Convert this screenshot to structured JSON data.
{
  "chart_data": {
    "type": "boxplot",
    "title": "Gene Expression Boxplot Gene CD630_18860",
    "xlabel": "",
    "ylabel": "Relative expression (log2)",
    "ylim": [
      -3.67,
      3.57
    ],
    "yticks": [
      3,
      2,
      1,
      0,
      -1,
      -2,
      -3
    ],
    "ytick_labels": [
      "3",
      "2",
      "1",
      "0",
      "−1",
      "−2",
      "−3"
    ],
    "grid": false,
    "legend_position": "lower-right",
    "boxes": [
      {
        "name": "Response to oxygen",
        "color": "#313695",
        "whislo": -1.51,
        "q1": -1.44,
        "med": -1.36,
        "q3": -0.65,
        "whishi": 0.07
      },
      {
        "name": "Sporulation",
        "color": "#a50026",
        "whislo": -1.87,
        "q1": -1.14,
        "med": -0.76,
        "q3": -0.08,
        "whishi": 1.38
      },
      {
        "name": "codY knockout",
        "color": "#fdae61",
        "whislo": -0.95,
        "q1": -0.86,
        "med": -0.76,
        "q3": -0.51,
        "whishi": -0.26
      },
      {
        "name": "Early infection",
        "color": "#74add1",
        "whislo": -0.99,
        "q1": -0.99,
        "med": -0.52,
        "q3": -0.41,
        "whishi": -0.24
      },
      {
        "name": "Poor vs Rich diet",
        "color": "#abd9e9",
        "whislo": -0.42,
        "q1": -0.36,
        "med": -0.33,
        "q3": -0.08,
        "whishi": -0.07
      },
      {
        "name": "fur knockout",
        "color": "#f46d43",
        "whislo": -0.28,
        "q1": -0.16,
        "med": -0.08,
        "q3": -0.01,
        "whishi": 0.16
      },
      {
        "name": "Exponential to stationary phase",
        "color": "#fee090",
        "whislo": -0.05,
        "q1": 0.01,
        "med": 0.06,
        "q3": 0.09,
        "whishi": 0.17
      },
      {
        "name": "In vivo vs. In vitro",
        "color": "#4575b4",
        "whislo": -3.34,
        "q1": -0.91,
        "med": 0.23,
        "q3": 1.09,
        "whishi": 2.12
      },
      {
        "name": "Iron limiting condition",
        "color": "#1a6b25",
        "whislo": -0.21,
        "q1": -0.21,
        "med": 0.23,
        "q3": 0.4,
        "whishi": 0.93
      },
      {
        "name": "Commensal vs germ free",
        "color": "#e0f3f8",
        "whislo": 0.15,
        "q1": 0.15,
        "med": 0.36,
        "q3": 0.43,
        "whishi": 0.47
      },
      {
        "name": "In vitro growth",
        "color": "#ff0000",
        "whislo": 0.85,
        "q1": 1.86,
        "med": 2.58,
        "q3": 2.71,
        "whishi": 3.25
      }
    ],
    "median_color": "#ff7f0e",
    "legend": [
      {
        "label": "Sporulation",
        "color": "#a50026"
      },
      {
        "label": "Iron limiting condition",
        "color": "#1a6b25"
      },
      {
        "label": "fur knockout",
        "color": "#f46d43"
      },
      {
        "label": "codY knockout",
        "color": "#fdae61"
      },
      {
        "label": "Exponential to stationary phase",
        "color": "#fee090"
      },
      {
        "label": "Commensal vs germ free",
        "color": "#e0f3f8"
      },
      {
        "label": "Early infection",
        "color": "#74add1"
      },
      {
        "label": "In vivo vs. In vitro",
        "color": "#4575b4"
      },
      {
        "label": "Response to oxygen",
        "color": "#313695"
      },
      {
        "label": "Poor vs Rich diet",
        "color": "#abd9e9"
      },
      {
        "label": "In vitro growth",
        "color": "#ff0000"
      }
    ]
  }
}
—————
Directions for this task: Which lines above contain the word "Sporulation"? List them.

Response to this exercise:
        "name": "Sporulation",
        "label": "Sporulation",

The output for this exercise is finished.